— BEGIN —
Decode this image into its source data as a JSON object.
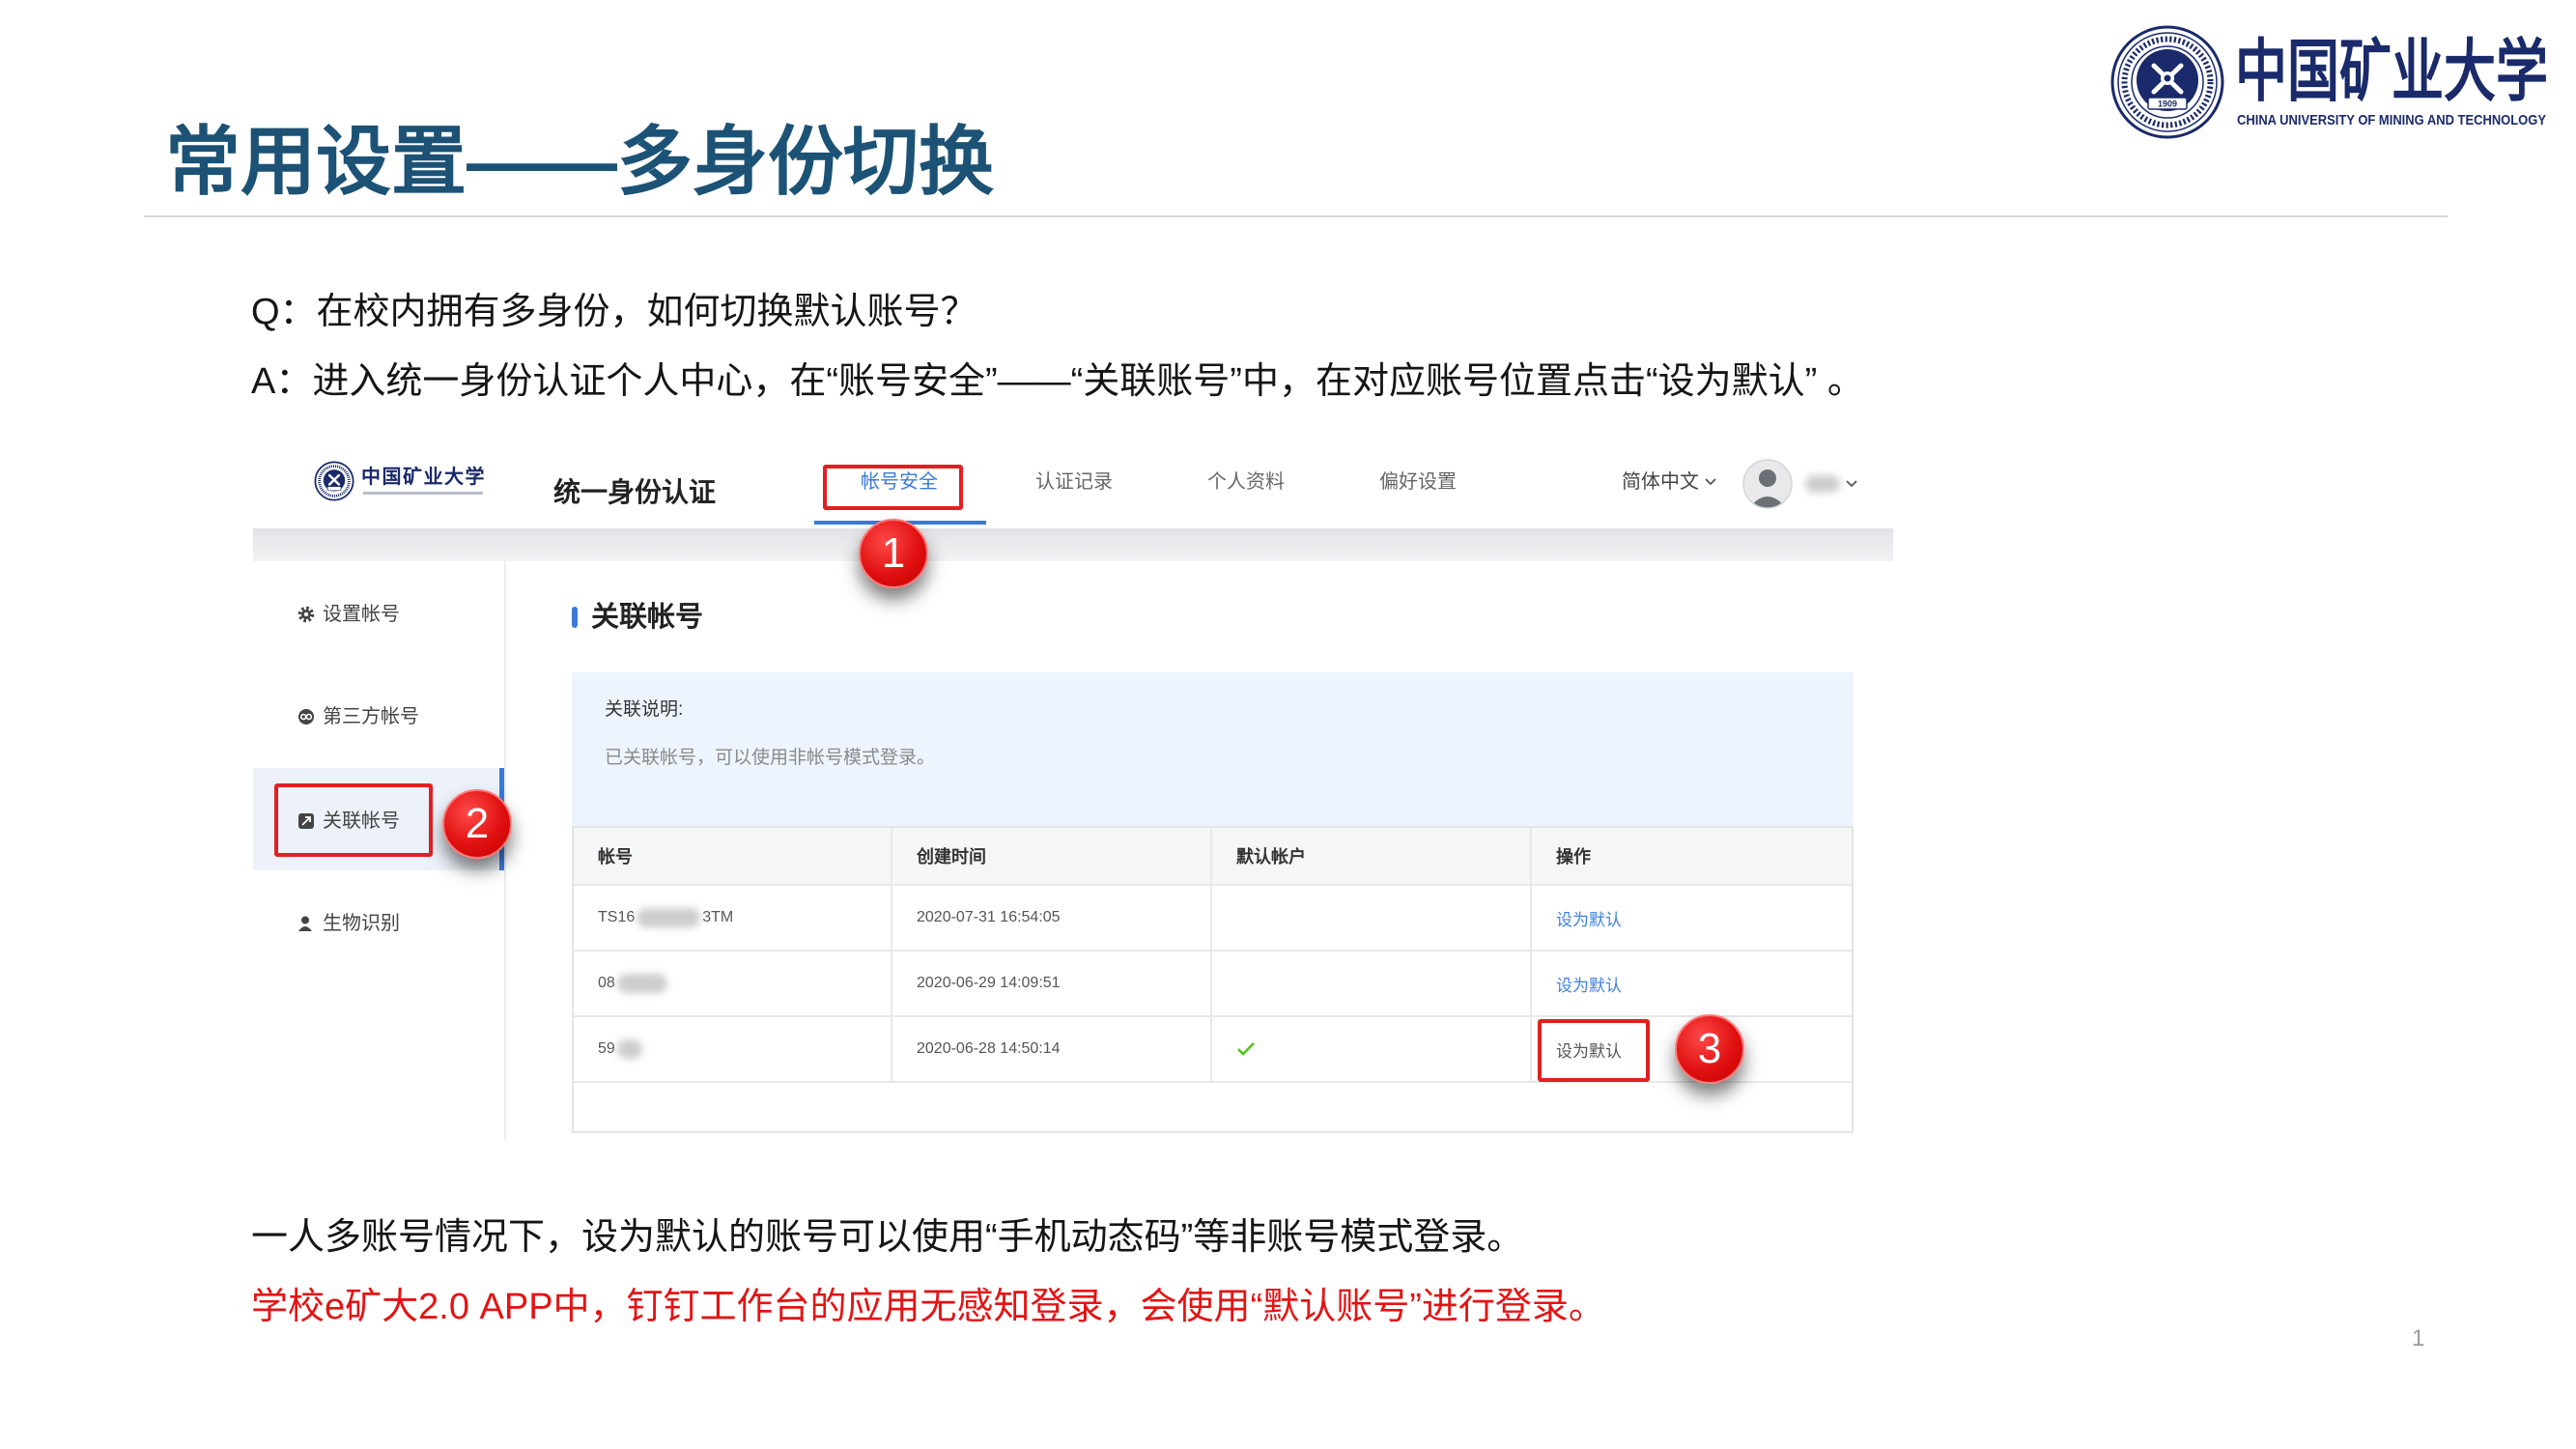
{
  "slide": {
    "title": "常用设置——多身份切换",
    "question": "Q：在校内拥有多身份，如何切换默认账号？",
    "answer": "A：进入统一身份认证个人中心，在“账号安全”——“关联账号”中，在对应账号位置点击“设为默认” 。",
    "note": "一人多账号情况下，设为默认的账号可以使用“手机动态码”等非账号模式登录。",
    "note_red": "学校e矿大2.0 APP中，钉钉工作台的应用无感知登录，会使用“默认账号”进行登录。",
    "page_number": "1"
  },
  "logo": {
    "icon": "university-emblem-icon",
    "name_cn": "中国矿业大学",
    "name_en": "CHINA UNIVERSITY OF MINING AND TECHNOLOGY",
    "emblem_year": "1909"
  },
  "screenshot": {
    "header": {
      "logo_icon": "university-emblem-icon",
      "logo_cn": "中国矿业大学",
      "app_title": "统一身份认证",
      "tabs": [
        {
          "label": "帐号安全",
          "active": true
        },
        {
          "label": "认证记录",
          "active": false
        },
        {
          "label": "个人资料",
          "active": false
        },
        {
          "label": "偏好设置",
          "active": false
        }
      ],
      "language": "简体中文",
      "language_icon": "chevron-down-icon",
      "avatar_icon": "user-avatar-icon",
      "user_menu_icon": "chevron-down-icon"
    },
    "sidebar": {
      "items": [
        {
          "label": "设置帐号",
          "icon": "gear-icon",
          "active": false
        },
        {
          "label": "第三方帐号",
          "icon": "third-party-icon",
          "active": false
        },
        {
          "label": "关联帐号",
          "icon": "link-icon",
          "active": true
        },
        {
          "label": "生物识别",
          "icon": "user-icon",
          "active": false
        }
      ]
    },
    "main": {
      "heading": "关联帐号",
      "info": {
        "title": "关联说明:",
        "text": "已关联帐号，可以使用非帐号模式登录。"
      },
      "table": {
        "columns": [
          "帐号",
          "创建时间",
          "默认帐户",
          "操作"
        ],
        "rows": [
          {
            "account_prefix": "TS16",
            "account_suffix": "3TM",
            "created": "2020-07-31 16:54:05",
            "is_default": false,
            "action": "设为默认"
          },
          {
            "account_prefix": "08",
            "created": "2020-06-29 14:09:51",
            "is_default": false,
            "action": "设为默认"
          },
          {
            "account_prefix": "59",
            "created": "2020-06-28 14:50:14",
            "is_default": true,
            "action": "设为默认"
          }
        ]
      }
    }
  },
  "callouts": [
    {
      "number": "1"
    },
    {
      "number": "2"
    },
    {
      "number": "3"
    }
  ],
  "colors": {
    "title": "#1c5275",
    "logo_navy": "#1a2a6a",
    "accent_blue": "#3b7bd6",
    "callout_red": "#e02020",
    "note_red": "#e31414",
    "check_green": "#52c41a"
  }
}
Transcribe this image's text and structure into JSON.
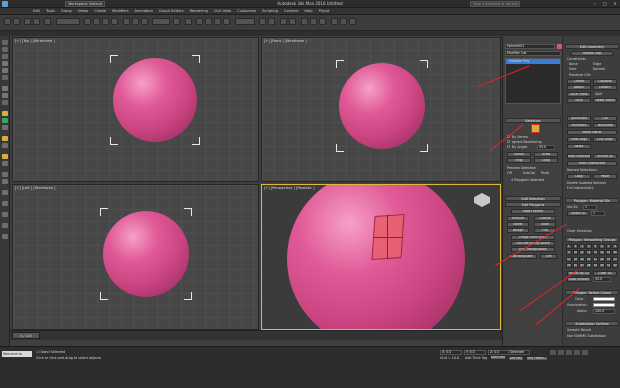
{
  "window": {
    "title": "Autodesk 3ds Max 2016    Untitled",
    "workspace": "Workspace: Default",
    "search_placeholder": "Type a keyword or phrase",
    "minimize": "–",
    "maximize": "□",
    "close": "✕"
  },
  "menu": [
    "Edit",
    "Tools",
    "Group",
    "Views",
    "Create",
    "Modifiers",
    "Animation",
    "Graph Editors",
    "Rendering",
    "Civil View",
    "Customize",
    "Scripting",
    "Content",
    "Help",
    "PhysX"
  ],
  "viewports": {
    "top": "[+] [Top ] [Wireframe ]",
    "front": "[+] [Front ] [Wireframe ]",
    "left": "[+] [Left ] [Wireframe ]",
    "perspective": "[+] [Perspective ] [Realistic ]"
  },
  "command_panel": {
    "object_name": "Sphere001",
    "modifier_list": "Modifier List",
    "stack_item": "Editable Poly",
    "selection_header": "Selection",
    "by_vertex": "By Vertex",
    "ignore_backfacing": "Ignore Backfacing",
    "by_angle": "By Angle:",
    "angle_val": "45.0",
    "shrink": "Shrink",
    "grow": "Grow",
    "ring": "Ring",
    "loop": "Loop",
    "preview_selection": "Preview Selection",
    "off": "Off",
    "subobj": "SubObj",
    "multi": "Multi",
    "selected_count": "4 Polygons Selected",
    "soft_selection": "Soft Selection",
    "edit_polygons": "Edit Polygons",
    "insert_vertex": "Insert Vertex",
    "extrude": "Extrude",
    "outline": "Outline",
    "bevel": "Bevel",
    "inset": "Inset",
    "bridge": "Bridge",
    "flip": "Flip",
    "hinge": "Hinge From Edge",
    "extrude_spline": "Extrude Along Spline",
    "edit_tri": "Edit Triangulation",
    "retriangulate": "Retriangulate",
    "turn": "Turn"
  },
  "right_panel": {
    "edit_geometry": "Edit Geometry",
    "repeat_last": "Repeat Last",
    "constraints": "Constraints",
    "none": "None",
    "edge": "Edge",
    "face": "Face",
    "normal": "Normal",
    "preserve_uvs": "Preserve UVs",
    "create": "Create",
    "collapse": "Collapse",
    "attach": "Attach",
    "detach": "Detach",
    "slice_plane": "Slice Plane",
    "split": "Split",
    "slice": "Slice",
    "reset_plane": "Reset Plane",
    "quickslice": "QuickSlice",
    "cut": "Cut",
    "meshsmooth": "MSmooth",
    "tessellate": "Tessellate",
    "make_planar": "Make Planar",
    "view_align": "View Align",
    "grid_align": "Grid Align",
    "relax": "Relax",
    "hide_selected": "Hide Selected",
    "unhide_all": "Unhide All",
    "hide_unselected": "Hide Unselected",
    "named_selections": "Named Selections:",
    "copy": "Copy",
    "paste": "Paste",
    "delete_isolated": "Delete Isolated Vertices",
    "full_interactivity": "Full Interactivity",
    "material_ids": "Polygon: Material IDs",
    "set_id": "Set ID:",
    "set_id_val": "1",
    "select_id": "Select ID",
    "select_id_val": "1",
    "clear_selection": "Clear Selection",
    "smoothing_groups": "Polygon: Smoothing Groups",
    "sg_numbers": [
      "1",
      "2",
      "3",
      "4",
      "5",
      "6",
      "7",
      "8",
      "9",
      "10",
      "11",
      "12",
      "13",
      "14",
      "15",
      "16",
      "17",
      "18",
      "19",
      "20",
      "21",
      "22",
      "23",
      "24",
      "25",
      "26",
      "27",
      "28",
      "29",
      "30",
      "31",
      "32"
    ],
    "select_by_sg": "Select By SG",
    "clear_all": "Clear All",
    "auto_smooth": "Auto Smooth",
    "auto_smooth_val": "45.0",
    "vertex_colors": "Polygon: Vertex Colors",
    "color": "Color:",
    "illumination": "Illumination:",
    "alpha": "Alpha:",
    "alpha_val": "100.0",
    "subdivision_surface": "Subdivision Surface",
    "smooth_result": "Smooth Result",
    "use_nurms": "Use NURMS Subdivision"
  },
  "timeline": {
    "frame": "0 / 100"
  },
  "status": {
    "selected": "1 Object Selected",
    "prompt": "Click or click-and-drag to select objects",
    "maxscript": "Welcome to MAXScript.",
    "x": "X: 0.0",
    "y": "Y: 0.0",
    "z": "Z: 0.0",
    "grid": "Grid = 10.0",
    "auto_key": "Auto Key",
    "selected_dd": "Selected",
    "set_key": "Set Key",
    "key_filters": "Key Filters...",
    "add_time_tag": "Add Time Tag"
  },
  "colors": {
    "sphere": "#e05a97",
    "annotation": "#e8222a",
    "accent": "#3a7bd5"
  }
}
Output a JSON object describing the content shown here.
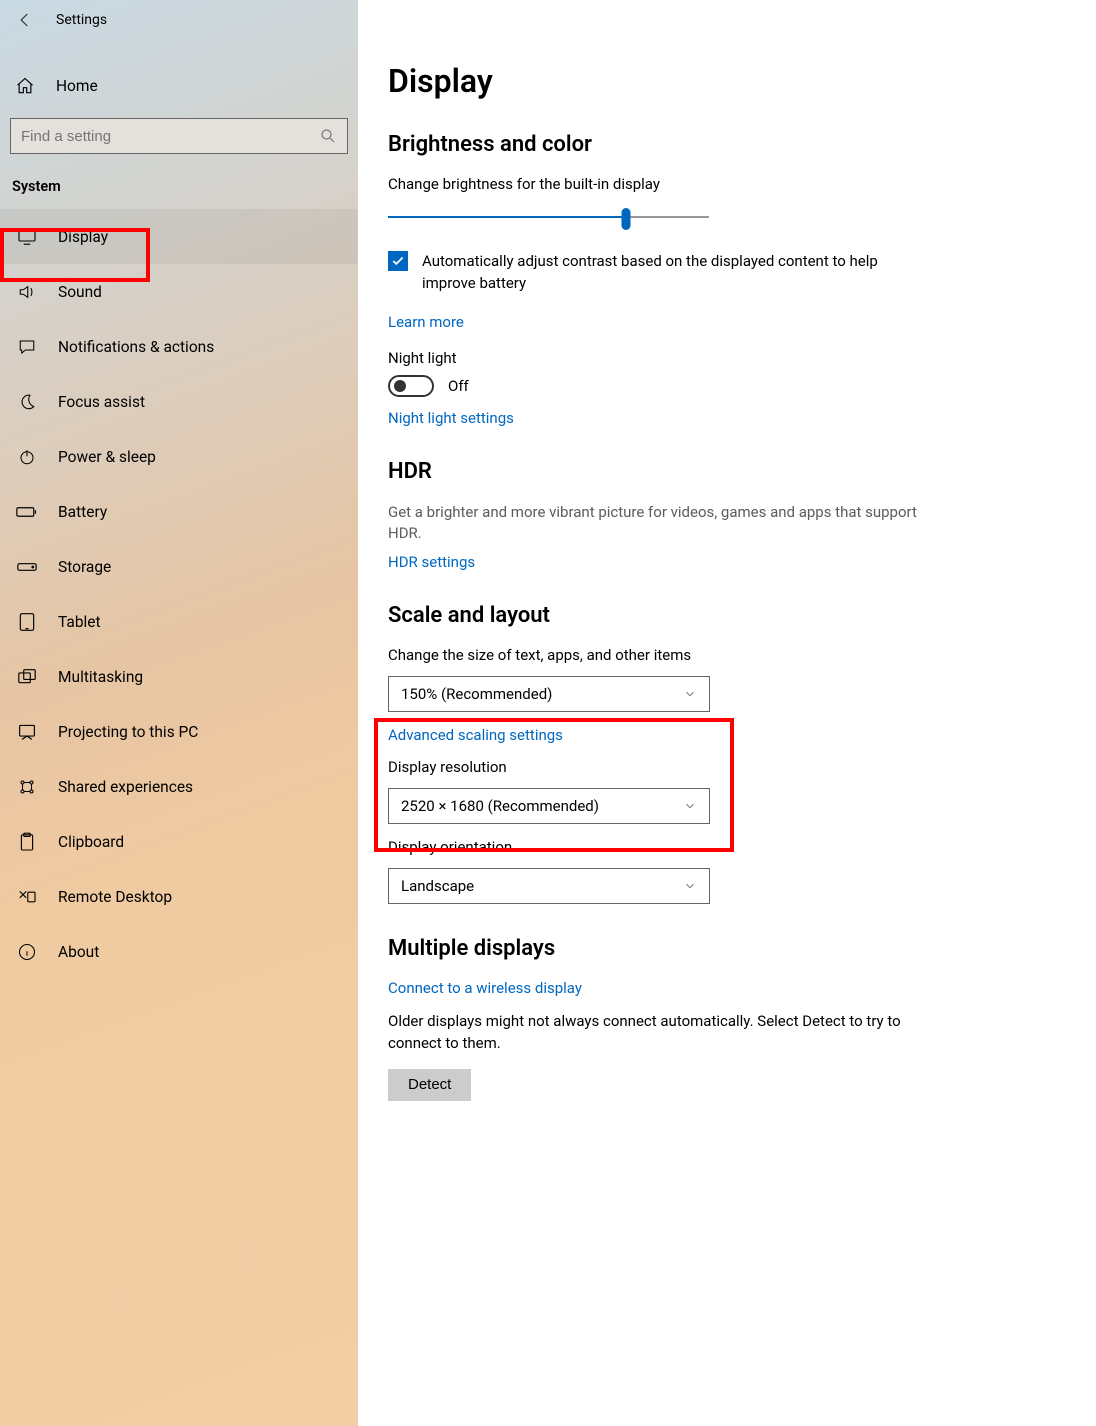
{
  "header": {
    "title": "Settings",
    "home_label": "Home"
  },
  "search": {
    "placeholder": "Find a setting"
  },
  "sidebar": {
    "group": "System",
    "items": [
      {
        "label": "Display"
      },
      {
        "label": "Sound"
      },
      {
        "label": "Notifications & actions"
      },
      {
        "label": "Focus assist"
      },
      {
        "label": "Power & sleep"
      },
      {
        "label": "Battery"
      },
      {
        "label": "Storage"
      },
      {
        "label": "Tablet"
      },
      {
        "label": "Multitasking"
      },
      {
        "label": "Projecting to this PC"
      },
      {
        "label": "Shared experiences"
      },
      {
        "label": "Clipboard"
      },
      {
        "label": "Remote Desktop"
      },
      {
        "label": "About"
      }
    ]
  },
  "page": {
    "title": "Display",
    "brightness": {
      "section": "Brightness and color",
      "label": "Change brightness for the built-in display",
      "slider_percent": 74,
      "checkbox_text": "Automatically adjust contrast based on the displayed content to help improve battery",
      "learn_more": "Learn more",
      "night_light_label": "Night light",
      "night_light_value": "Off",
      "night_light_link": "Night light settings"
    },
    "hdr": {
      "section": "HDR",
      "desc": "Get a brighter and more vibrant picture for videos, games and apps that support HDR.",
      "link": "HDR settings"
    },
    "scale": {
      "section": "Scale and layout",
      "size_label": "Change the size of text, apps, and other items",
      "size_value": "150% (Recommended)",
      "adv_link": "Advanced scaling settings",
      "res_label": "Display resolution",
      "res_value": "2520 × 1680 (Recommended)",
      "orient_label": "Display orientation",
      "orient_value": "Landscape"
    },
    "multi": {
      "section": "Multiple displays",
      "connect_link": "Connect to a wireless display",
      "desc": "Older displays might not always connect automatically. Select Detect to try to connect to them.",
      "detect": "Detect"
    }
  }
}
— END —
> **PROMPT**: Reproduce every line of the listing above in which the string "Change" appears.

> **THE OUTPUT**:
      "label": "Change brightness for the built-in display",
      "size_label": "Change the size of text, apps, and other items",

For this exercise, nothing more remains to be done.